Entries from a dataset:
<<<<
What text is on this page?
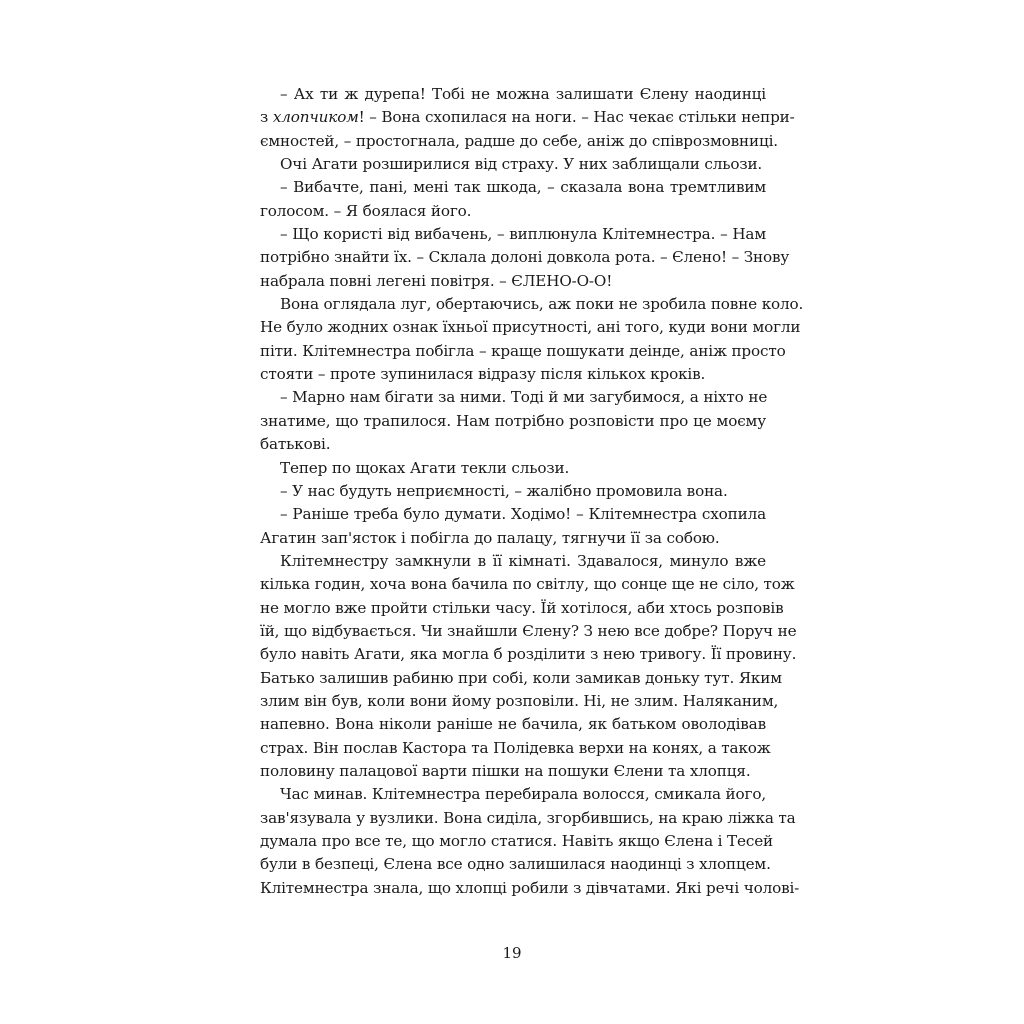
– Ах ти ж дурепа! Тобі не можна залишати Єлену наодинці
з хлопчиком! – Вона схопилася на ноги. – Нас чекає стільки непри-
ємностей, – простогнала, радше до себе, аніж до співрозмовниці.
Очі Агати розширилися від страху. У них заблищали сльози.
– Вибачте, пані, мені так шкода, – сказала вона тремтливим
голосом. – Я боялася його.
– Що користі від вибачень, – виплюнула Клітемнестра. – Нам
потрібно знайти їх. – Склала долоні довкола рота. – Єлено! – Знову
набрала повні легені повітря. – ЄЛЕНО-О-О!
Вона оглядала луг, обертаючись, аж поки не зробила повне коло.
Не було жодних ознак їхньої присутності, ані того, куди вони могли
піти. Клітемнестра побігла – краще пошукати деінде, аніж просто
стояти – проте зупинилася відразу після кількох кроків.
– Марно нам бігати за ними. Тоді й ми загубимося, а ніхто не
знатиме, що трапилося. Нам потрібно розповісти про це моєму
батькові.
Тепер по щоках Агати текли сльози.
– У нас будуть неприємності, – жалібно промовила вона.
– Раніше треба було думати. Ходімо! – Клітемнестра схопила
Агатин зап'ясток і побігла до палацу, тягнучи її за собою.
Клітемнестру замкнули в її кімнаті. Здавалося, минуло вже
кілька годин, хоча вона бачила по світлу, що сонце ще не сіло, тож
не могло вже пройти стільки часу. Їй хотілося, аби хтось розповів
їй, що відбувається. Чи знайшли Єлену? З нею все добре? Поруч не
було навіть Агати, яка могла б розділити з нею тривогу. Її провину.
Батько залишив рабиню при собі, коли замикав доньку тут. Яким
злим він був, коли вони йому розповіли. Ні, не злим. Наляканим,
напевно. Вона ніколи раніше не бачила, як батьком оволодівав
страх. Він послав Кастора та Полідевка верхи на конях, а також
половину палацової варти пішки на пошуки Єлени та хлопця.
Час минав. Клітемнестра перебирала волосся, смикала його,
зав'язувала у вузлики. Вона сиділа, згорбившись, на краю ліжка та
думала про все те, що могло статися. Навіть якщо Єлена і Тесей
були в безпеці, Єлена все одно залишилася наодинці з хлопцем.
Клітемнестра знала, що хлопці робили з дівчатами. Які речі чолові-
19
>>>>
<<<<
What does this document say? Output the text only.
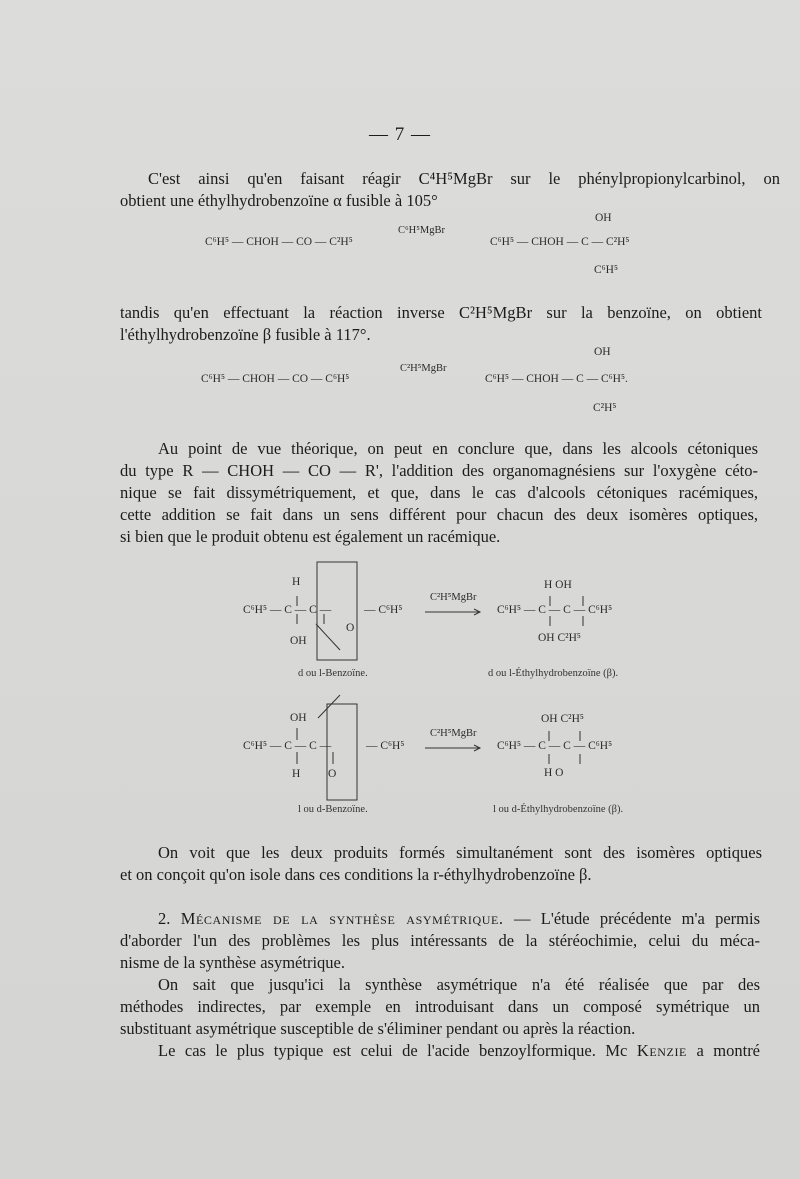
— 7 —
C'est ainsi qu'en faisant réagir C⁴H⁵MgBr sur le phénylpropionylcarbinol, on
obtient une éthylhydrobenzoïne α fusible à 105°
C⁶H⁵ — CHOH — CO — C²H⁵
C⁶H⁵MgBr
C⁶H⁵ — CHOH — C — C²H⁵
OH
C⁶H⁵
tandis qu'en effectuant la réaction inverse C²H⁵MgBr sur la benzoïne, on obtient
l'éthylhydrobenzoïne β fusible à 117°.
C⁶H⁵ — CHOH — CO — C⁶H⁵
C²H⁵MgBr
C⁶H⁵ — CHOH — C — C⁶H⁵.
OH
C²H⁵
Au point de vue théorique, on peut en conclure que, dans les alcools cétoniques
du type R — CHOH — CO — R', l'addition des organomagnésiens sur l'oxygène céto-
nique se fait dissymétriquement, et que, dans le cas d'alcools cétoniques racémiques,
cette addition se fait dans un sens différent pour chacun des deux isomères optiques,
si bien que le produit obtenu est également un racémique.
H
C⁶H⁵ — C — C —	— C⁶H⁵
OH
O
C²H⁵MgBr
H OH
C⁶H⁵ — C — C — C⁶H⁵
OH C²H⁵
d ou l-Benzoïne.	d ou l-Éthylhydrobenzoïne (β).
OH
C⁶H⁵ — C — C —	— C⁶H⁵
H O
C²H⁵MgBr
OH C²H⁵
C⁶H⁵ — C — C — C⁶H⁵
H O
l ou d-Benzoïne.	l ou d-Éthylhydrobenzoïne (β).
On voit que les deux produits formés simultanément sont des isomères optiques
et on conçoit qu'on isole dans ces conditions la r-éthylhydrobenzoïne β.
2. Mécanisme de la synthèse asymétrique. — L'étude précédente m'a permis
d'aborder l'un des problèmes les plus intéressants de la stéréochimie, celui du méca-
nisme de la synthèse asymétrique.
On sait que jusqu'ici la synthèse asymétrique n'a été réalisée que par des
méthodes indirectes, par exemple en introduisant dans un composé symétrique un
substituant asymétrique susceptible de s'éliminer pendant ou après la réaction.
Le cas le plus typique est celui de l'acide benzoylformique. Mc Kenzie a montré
>>>>
<<<<
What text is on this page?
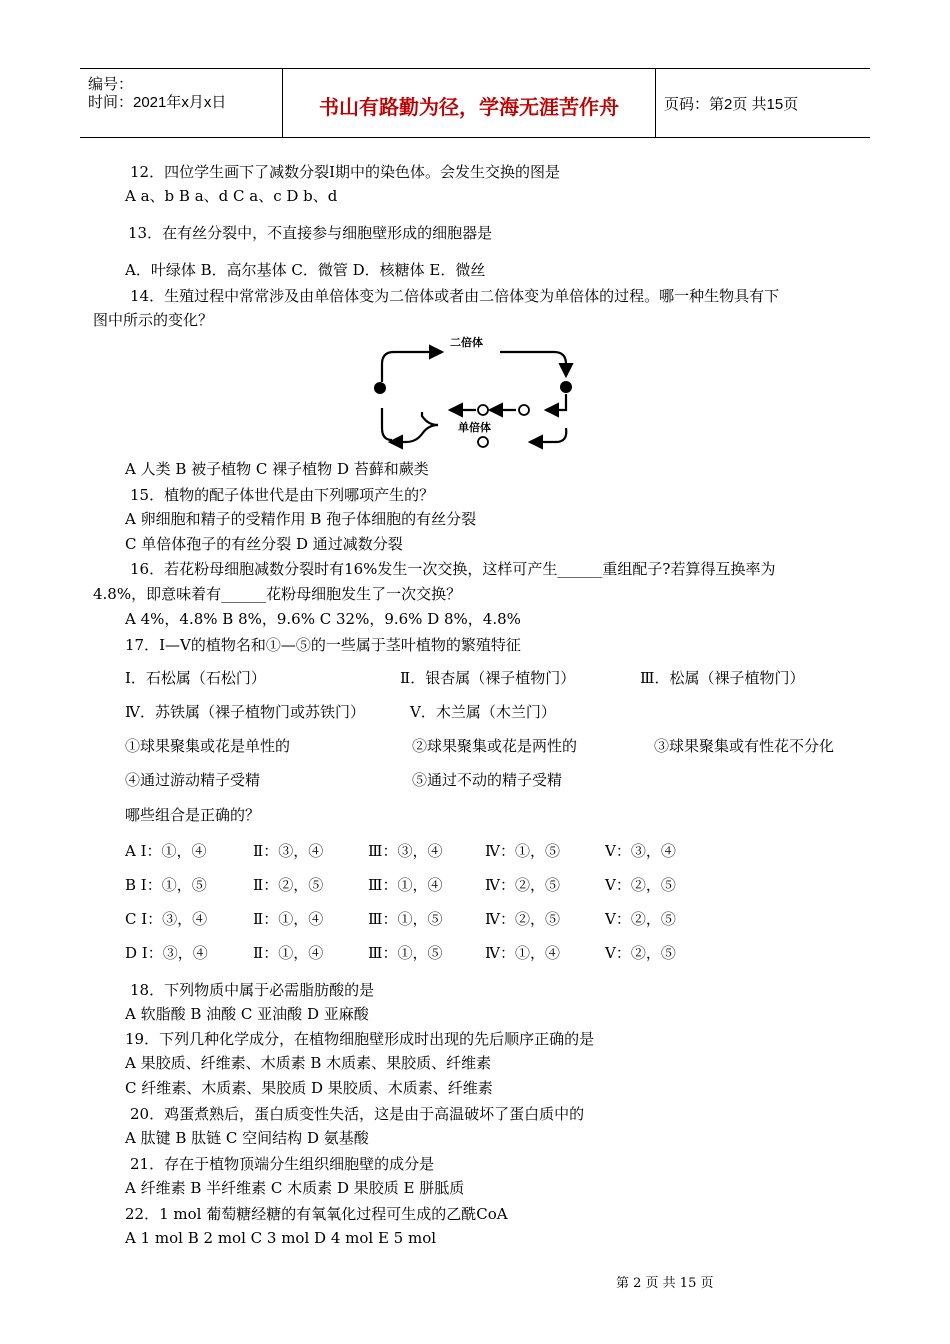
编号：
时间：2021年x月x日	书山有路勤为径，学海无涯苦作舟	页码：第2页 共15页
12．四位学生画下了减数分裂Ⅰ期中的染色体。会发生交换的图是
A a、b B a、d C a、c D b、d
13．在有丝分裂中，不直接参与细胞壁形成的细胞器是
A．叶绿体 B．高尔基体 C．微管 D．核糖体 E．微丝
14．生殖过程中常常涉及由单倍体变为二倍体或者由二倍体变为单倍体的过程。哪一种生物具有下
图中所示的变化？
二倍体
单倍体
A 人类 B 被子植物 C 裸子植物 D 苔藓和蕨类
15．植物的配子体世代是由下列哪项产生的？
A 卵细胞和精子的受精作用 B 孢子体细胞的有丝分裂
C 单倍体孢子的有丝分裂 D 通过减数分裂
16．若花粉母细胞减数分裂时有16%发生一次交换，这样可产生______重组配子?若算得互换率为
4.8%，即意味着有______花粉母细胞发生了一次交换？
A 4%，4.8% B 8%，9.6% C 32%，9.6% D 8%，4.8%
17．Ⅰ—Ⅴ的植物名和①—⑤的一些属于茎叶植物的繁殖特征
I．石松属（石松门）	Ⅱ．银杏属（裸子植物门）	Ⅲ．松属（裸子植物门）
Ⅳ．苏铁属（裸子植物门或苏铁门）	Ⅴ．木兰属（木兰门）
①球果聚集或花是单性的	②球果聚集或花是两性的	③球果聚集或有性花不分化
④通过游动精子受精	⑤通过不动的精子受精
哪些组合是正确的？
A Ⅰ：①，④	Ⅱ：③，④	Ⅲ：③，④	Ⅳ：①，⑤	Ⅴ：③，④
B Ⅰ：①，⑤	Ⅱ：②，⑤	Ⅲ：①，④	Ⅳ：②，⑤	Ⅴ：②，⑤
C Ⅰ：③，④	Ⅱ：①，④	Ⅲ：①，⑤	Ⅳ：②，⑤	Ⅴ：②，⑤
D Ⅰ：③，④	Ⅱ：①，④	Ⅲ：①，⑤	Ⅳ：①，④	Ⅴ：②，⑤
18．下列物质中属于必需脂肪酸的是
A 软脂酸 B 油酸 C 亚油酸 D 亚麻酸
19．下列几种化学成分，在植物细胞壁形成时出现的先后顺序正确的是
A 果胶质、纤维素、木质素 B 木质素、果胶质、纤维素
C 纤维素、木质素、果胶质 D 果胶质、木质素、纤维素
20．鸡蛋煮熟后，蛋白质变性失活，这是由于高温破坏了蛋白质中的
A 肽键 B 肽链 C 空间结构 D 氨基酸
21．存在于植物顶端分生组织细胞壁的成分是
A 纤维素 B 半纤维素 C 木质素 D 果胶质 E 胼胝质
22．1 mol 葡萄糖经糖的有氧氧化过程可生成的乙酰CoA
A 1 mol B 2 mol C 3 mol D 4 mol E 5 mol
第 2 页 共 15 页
>>>>
Of the lines above, how many include the word "Єлену"? Reply with the number only.

_Result of the exercise_: 2